═══ DATASET RECORDS

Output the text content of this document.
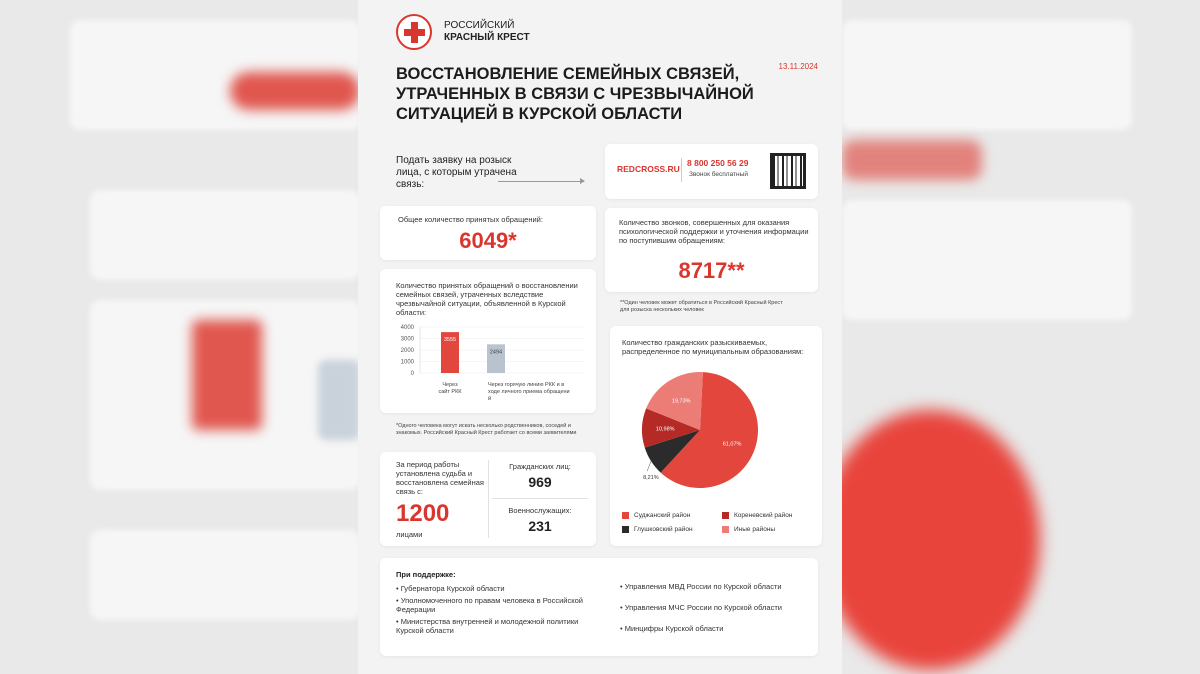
РОССИЙСКИЙ
КРАСНЫЙ КРЕСТ
13.11.2024
ВОССТАНОВЛЕНИЕ СЕМЕЙНЫХ СВЯЗЕЙ, УТРАЧЕННЫХ В СВЯЗИ С ЧРЕЗВЫЧАЙНОЙ СИТУАЦИЕЙ В КУРСКОЙ ОБЛАСТИ
Подать заявку на розыск лица, с которым утрачена связь:
REDCROSS.RU
8 800 250 56 29
Звонок бесплатный
Общее количество принятых обращений:
6049*
Количество звонков, совершенных для оказания психологической поддержки и уточнения информации по поступившим обращениям:
8717**
**Один человек может обратиться в Российский Красный Крест для розыска нескольких человек
Количество принятых обращений о восстановлении семейных связей, утраченных вследствие чрезвычайной ситуации, объявленной в Курской области:
0
1000
2000
3000
4000
3555
2494
Через
сайт РКК
Через горячую линию РКК и в
ходе личного приема обращени
й
*Одного человека могут искать несколько родственников, соседей и знакомых. Российский Красный Крест работает со всеми заявителями
Количество гражданских разыскиваемых, распределенное по муниципальным образованиям:
61,07%
8,21%
10,98%
19,73%
Суджанский район	Кореневский район
Глушковский район	Иные районы
За период работы установлена судьба и восстановлена семейная связь с:
1200
лицами
Гражданских лиц:
969
Военнослужащих:
231
При поддержке:
• Губернатора Курской области
• Уполномоченного по правам человека в Российской Федерации
• Министерства внутренней и молодежной политики Курской области
• Управления МВД России по Курской области
• Управления МЧС России по Курской области
• Минцифры Курской области
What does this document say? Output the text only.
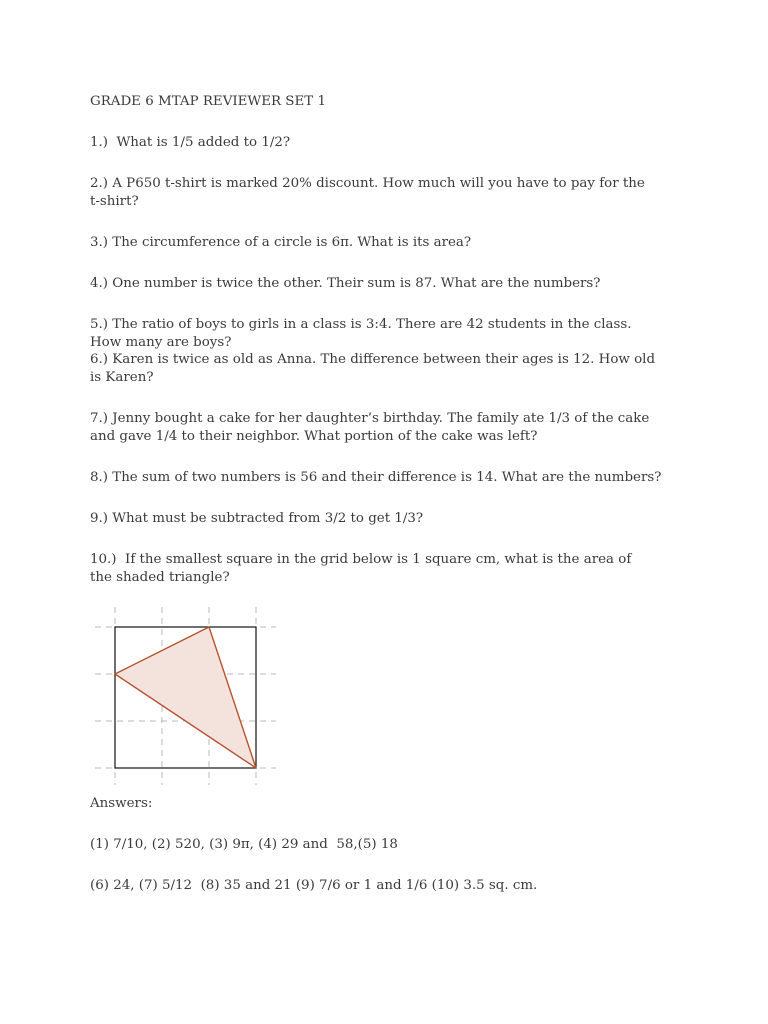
GRADE 6 MTAP REVIEWER SET 1
1.)  What is 1/5 added to 1/2?
2.) A P650 t-shirt is marked 20% discount. How much will you have to pay for the t-shirt?
3.) The circumference of a circle is 6π. What is its area?
4.) One number is twice the other. Their sum is 87. What are the numbers?
5.) The ratio of boys to girls in a class is 3:4. There are 42 students in the class. How many are boys?
6.) Karen is twice as old as Anna. The difference between their ages is 12. How old is Karen?
7.) Jenny bought a cake for her daughter’s birthday. The family ate 1/3 of the cake and gave 1/4 to their neighbor. What portion of the cake was left?
8.) The sum of two numbers is 56 and their difference is 14. What are the numbers?
9.) What must be subtracted from 3/2 to get 1/3?
10.)  If the smallest square in the grid below is 1 square cm, what is the area of the shaded triangle?
Answers:
(1) 7/10, (2) 520, (3) 9π, (4) 29 and  58,(5) 18
(6) 24, (7) 5/12  (8) 35 and 21 (9) 7/6 or 1 and 1/6 (10) 3.5 sq. cm.
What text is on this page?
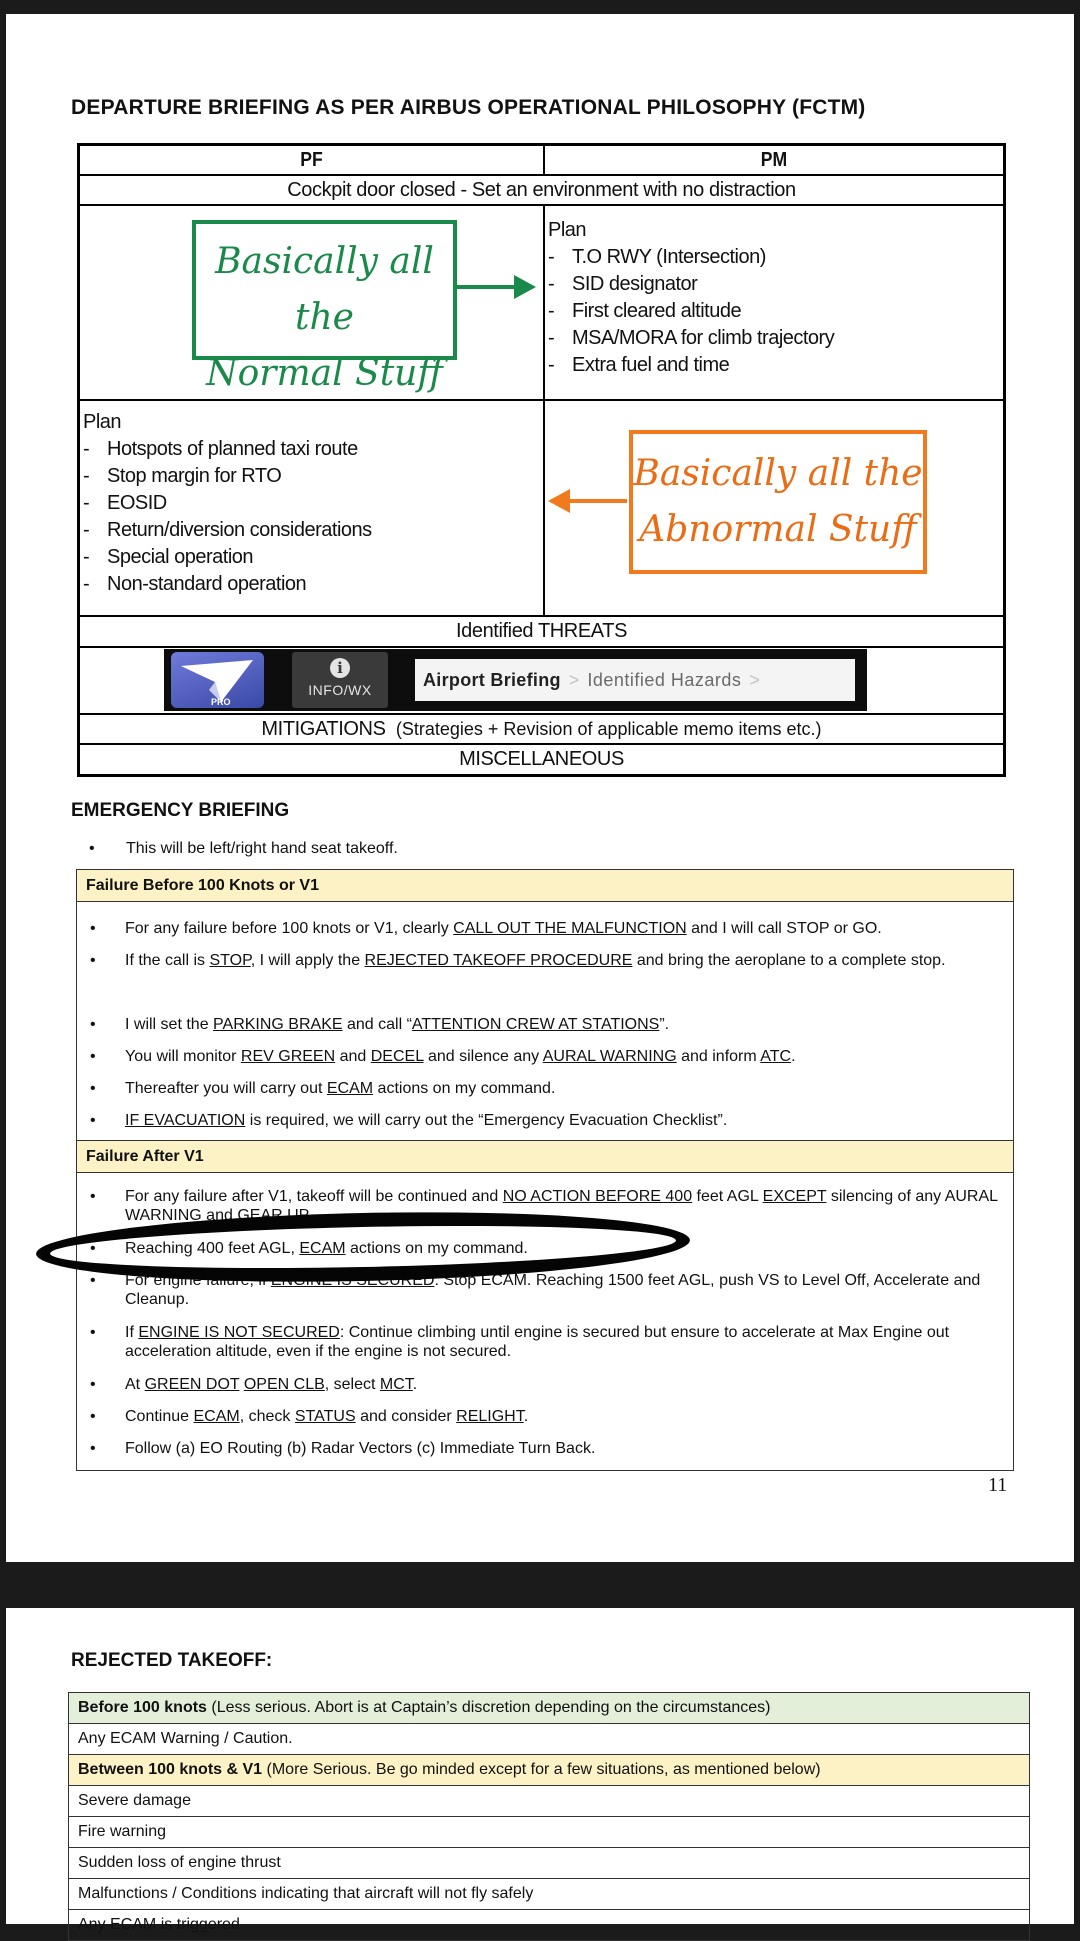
DEPARTURE BRIEFING AS PER AIRBUS OPERATIONAL PHILOSOPHY (FCTM)
PF	PM
Cockpit door closed - Set an environment with no distraction
Basically all the
Normal Stuff
Plan
- T.O RWY (Intersection)
- SID designator
- First cleared altitude
- MSA/MORA for climb trajectory
- Extra fuel and time
Plan
- Hotspots of planned taxi route
- Stop margin for RTO
- EOSID
- Return/diversion considerations
- Special operation
- Non-standard operation
Basically all the
Abnormal Stuff
Identified THREATS
PRO
i
INFO/WX	Airport Briefing > Identified Hazards >
MITIGATIONS (Strategies + Revision of applicable memo items etc.)
MISCELLANEOUS
EMERGENCY BRIEFING
• This will be left/right hand seat takeoff.
Failure Before 100 Knots or V1
• For any failure before 100 knots or V1, clearly CALL OUT THE MALFUNCTION and I will call STOP or GO.
• If the call is STOP, I will apply the REJECTED TAKEOFF PROCEDURE and bring the aeroplane to a complete stop.
• I will set the PARKING BRAKE and call “ATTENTION CREW AT STATIONS”.
• You will monitor REV GREEN and DECEL and silence any AURAL WARNING and inform ATC.
• Thereafter you will carry out ECAM actions on my command.
• IF EVACUATION is required, we will carry out the “Emergency Evacuation Checklist”.
Failure After V1
• For any failure after V1, takeoff will be continued and NO ACTION BEFORE 400 feet AGL EXCEPT silencing of any AURAL WARNING and GEAR UP.
• Reaching 400 feet AGL, ECAM actions on my command.
• For engine failure, if ENGINE IS SECURED: Stop ECAM. Reaching 1500 feet AGL, push VS to Level Off, Accelerate and Cleanup.
• If ENGINE IS NOT SECURED: Continue climbing until engine is secured but ensure to accelerate at Max Engine out acceleration altitude, even if the engine is not secured.
• At GREEN DOT OPEN CLB, select MCT.
• Continue ECAM, check STATUS and consider RELIGHT.
• Follow (a) EO Routing (b) Radar Vectors (c) Immediate Turn Back.
11
REJECTED TAKEOFF:
Before 100 knots (Less serious. Abort is at Captain’s discretion depending on the circumstances)
Any ECAM Warning / Caution.
Between 100 knots & V1 (More Serious. Be go minded except for a few situations, as mentioned below)
Severe damage
Fire warning
Sudden loss of engine thrust
Malfunctions / Conditions indicating that aircraft will not fly safely
Any ECAM is triggered
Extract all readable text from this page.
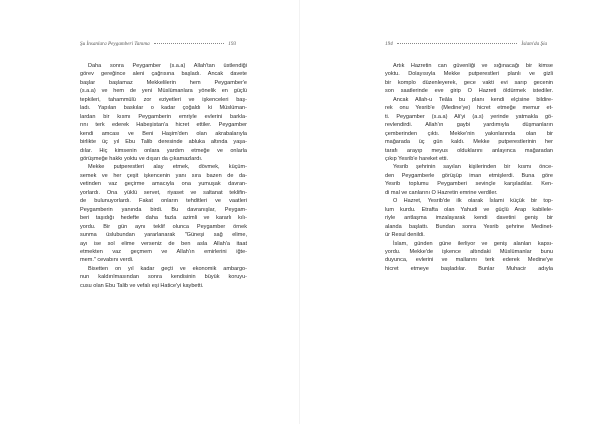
Şu İnsanlara Peygamberi Tanıma	193
Daha sonra Peygamber (s.a.a) Allah'tan üstlendiği
görev gereğince aleni çağrısına başladı. Ancak davete
başlar başlamaz Mekkelilerin hem Peygamber'e
(s.a.a) ve hem de yeni Müslümanlara yönelik en güçlü
tepkileri, tahammülü zor eziyetleri ve işkenceleri baş-
ladı. Yapılan baskılar o kadar çoğaldı ki Müslüman-
lardan bir kısmı Peygamberin emriyle evlerini barkla-
rını terk ederek Habeşistan'a hicret ettiler. Peygamber
kendi amcası ve Beni Haşim'den olan akrabalarıyla
birlikte üç yıl Ebu Talib deresinde abluka altında yaşa-
dılar. Hiç kimsenin onlara yardım etmeğe ve onlarla
görüşmeğe hakkı yoktu ve dışarı da çıkamazlardı.
Mekke putperestleri alay etmek, dövmek, küçüm-
semek ve her çeşit işkencenin yanı sıra bazen de da-
vetinden vaz geçirme amacıyla ona yumuşak davran-
yorlardı. Ona yüklü servet, riyaset ve saltanat teklifin-
de bulunuyorlardı. Fakat onların tehditleri ve vaatleri
Peygamberin yanında birdi. Bu davranışlar, Peygam-
beri taşıdığı hedefte daha fazla azimli ve kararlı kılı-
yordu. Bir gün aynı teklif olunca Peygamber örnek
sunma üslubundan yararlanarak "Güneşi sağ elime,
ayı ise sol elime verseniz de ben asla Allah'a itaat
etmekten vaz geçmem ve Allah'ın emirlerini iğte-
mem." cevabını verdi.
Bisetten on yıl kadar geçti ve ekonomik ambargo-
nun kaldırılmasından sonra kendisinin büyük koruyu-
cusu olan Ebu Talib ve vefalı eşi Hatice'yi kaybetti.
194	İslam'da Şia
Artık Hazretin can güvenliği ve sığınacağı bir kimse
yoktu. Dolayısıyla Mekke putperestleri planlı ve gizli
bir komplo düzenleyerek, gece vakti evi sarıp gecenin
son saatlerinde eve girip O Hazreti öldürmek istediler.
Ancak Allah-u Teâla bu planı kendi elçisine bildire-
rek onu Yesrib'e (Medine'ye) hicret etmeğe memur et-
ti. Peygamber (s.a.a) Ali'yi (a.s) yerinde yatmakla gö-
revlendirdi. Allah'ın gaybi yardımıyla düşmanların
çemberinden çıktı. Mekke'nin yakınlarında olan bir
mağarada üç gün kaldı. Mekke putperestlerinin her
tarafı arayıp meyus olduklarını anlayınca mağaradan
çıkıp Yesrib'e hareket etti.
Yesrib şehrinin sayılan kişilerinden bir kısmı önce-
den Peygamberle görüşüp iman etmişlerdi. Buna göre
Yesrib toplumu Peygamberi sevinçle karşıladılar. Ken-
di mal ve canlarını O Hazretin emrine verdiler.
O Hazret, Yesrib'de ilk olarak İslami küçük bir top-
lum kurdu. Etrafta olan Yahudi ve güçlü Arap kabilele-
riyle antlaşma imzalayarak kendi davetini geniş bir
alanda başlattı. Bundan sonra Yesrib şehrine Medinet-
ür Resul denildi.
İslam, günden güne ilerliyor ve geniş alanları kapsı-
yordu. Mekke'de işkence altındaki Müslümanlar bunu
duyunca, evlerini ve mallarını terk ederek Medine'ye
hicret etmeye başladılar. Bunlar Muhacir adıyla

══════

* WRITTEN INSTRUCTION
Identify and list each line with the word "page".

* ANSWER TO THE EXERCISE
What text is on this page?
Extract all readable text from this page.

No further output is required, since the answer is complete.